**GIVEN EXERCISE:** Exclude the pictures and retype the entries as written.

------------------------

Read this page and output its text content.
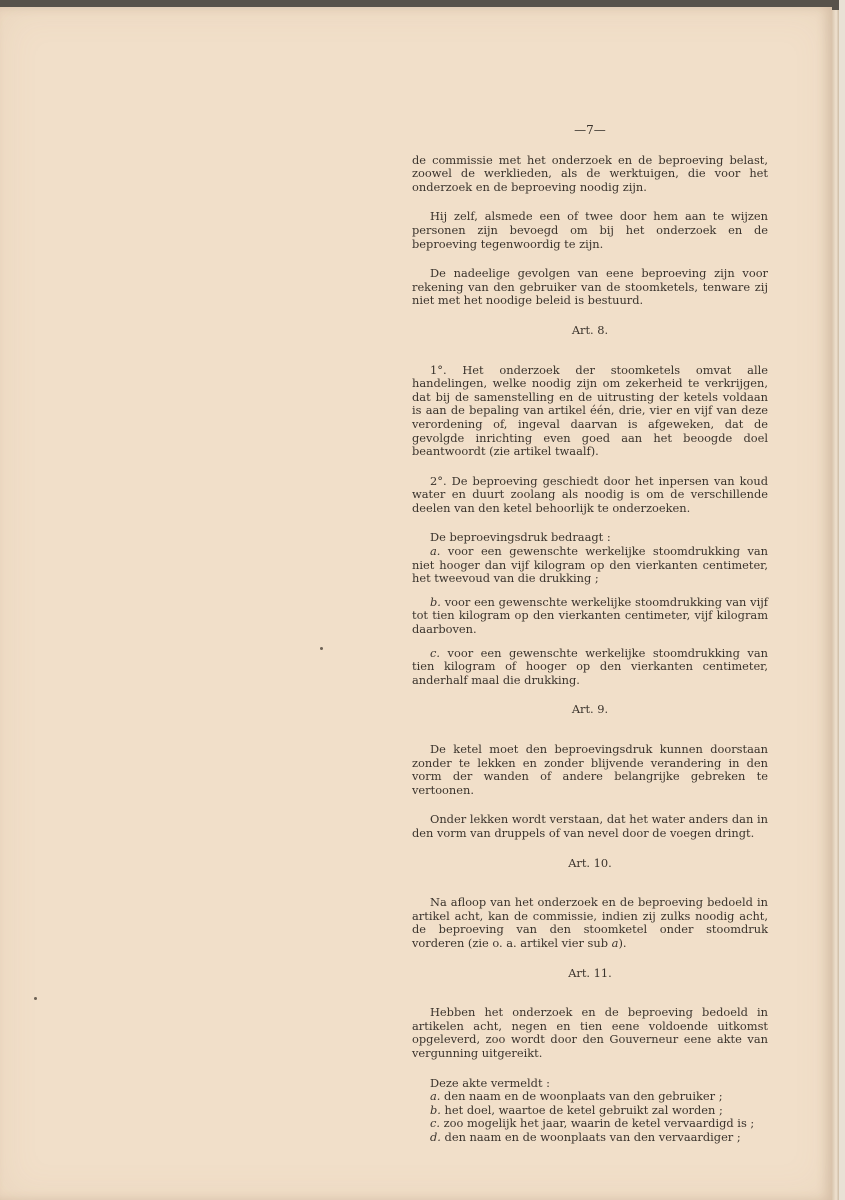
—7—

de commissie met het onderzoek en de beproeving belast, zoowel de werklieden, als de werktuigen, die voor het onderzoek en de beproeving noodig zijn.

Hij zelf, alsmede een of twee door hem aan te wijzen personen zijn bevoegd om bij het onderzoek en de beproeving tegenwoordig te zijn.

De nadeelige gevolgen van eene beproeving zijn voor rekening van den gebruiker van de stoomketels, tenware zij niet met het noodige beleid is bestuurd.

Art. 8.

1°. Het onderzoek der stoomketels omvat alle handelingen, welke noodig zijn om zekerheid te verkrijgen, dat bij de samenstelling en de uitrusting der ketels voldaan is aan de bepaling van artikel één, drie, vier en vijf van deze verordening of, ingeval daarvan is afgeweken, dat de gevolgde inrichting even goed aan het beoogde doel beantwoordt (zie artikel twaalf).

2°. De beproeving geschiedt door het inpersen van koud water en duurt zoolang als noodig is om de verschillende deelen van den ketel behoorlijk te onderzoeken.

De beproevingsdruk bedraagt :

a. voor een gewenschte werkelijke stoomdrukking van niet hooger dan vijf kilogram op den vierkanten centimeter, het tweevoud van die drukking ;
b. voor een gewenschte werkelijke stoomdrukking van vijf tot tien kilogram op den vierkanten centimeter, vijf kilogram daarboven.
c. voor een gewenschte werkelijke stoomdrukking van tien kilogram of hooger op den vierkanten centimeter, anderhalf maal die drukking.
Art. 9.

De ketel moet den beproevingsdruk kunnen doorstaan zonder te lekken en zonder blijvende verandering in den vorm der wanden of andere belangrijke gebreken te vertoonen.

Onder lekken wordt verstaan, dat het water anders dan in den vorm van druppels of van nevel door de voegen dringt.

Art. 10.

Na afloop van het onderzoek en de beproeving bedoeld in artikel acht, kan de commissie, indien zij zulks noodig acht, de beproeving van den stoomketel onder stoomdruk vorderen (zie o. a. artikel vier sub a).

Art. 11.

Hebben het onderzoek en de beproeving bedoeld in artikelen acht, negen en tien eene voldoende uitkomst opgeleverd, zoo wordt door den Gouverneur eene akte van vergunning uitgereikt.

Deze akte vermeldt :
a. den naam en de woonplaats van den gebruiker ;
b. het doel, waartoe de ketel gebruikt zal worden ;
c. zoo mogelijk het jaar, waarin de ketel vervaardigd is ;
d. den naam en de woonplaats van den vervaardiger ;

------------------------

**FULL RESPONSE:**
Read this page and output its text content.
—7—

de commissie met het onderzoek en de beproeving belast, zoowel de werklieden, als de werktuigen, die voor het onderzoek en de beproeving noodig zijn.

Hij zelf, alsmede een of twee door hem aan te wijzen personen zijn bevoegd om bij het onderzoek en de beproeving tegenwoordig te zijn.

De nadeelige gevolgen van eene beproeving zijn voor rekening van den gebruiker van de stoomketels, tenware zij niet met het noodige beleid is bestuurd.

Art. 8.

1°. Het onderzoek der stoomketels omvat alle handelingen, welke noodig zijn om zekerheid te verkrijgen, dat bij de samenstelling en de uitrusting der ketels voldaan is aan de bepaling van artikel één, drie, vier en vijf van deze verordening of, ingeval daarvan is afgeweken, dat de gevolgde inrichting even goed aan het beoogde doel beantwoordt (zie artikel twaalf).

2°. De beproeving geschiedt door het inpersen van koud water en duurt zoolang als noodig is om de verschillende deelen van den ketel behoorlijk te onderzoeken.

De beproevingsdruk bedraagt :

a. voor een gewenschte werkelijke stoomdrukking van niet hooger dan vijf kilogram op den vierkanten centimeter, het tweevoud van die drukking ;
b. voor een gewenschte werkelijke stoomdrukking van vijf tot tien kilogram op den vierkanten centimeter, vijf kilogram daarboven.
c. voor een gewenschte werkelijke stoomdrukking van tien kilogram of hooger op den vierkanten centimeter, anderhalf maal die drukking.
Art. 9.

De ketel moet den beproevingsdruk kunnen doorstaan zonder te lekken en zonder blijvende verandering in den vorm der wanden of andere belangrijke gebreken te vertoonen.

Onder lekken wordt verstaan, dat het water anders dan in den vorm van druppels of van nevel door de voegen dringt.

Art. 10.

Na afloop van het onderzoek en de beproeving bedoeld in artikel acht, kan de commissie, indien zij zulks noodig acht, de beproeving van den stoomketel onder stoomdruk vorderen (zie o. a. artikel vier sub a).

Art. 11.

Hebben het onderzoek en de beproeving bedoeld in artikelen acht, negen en tien eene voldoende uitkomst opgeleverd, zoo wordt door den Gouverneur eene akte van vergunning uitgereikt.

Deze akte vermeldt :
a. den naam en de woonplaats van den gebruiker ;
b. het doel, waartoe de ketel gebruikt zal worden ;
c. zoo mogelijk het jaar, waarin de ketel vervaardigd is ;
d. den naam en de woonplaats van den vervaardiger ;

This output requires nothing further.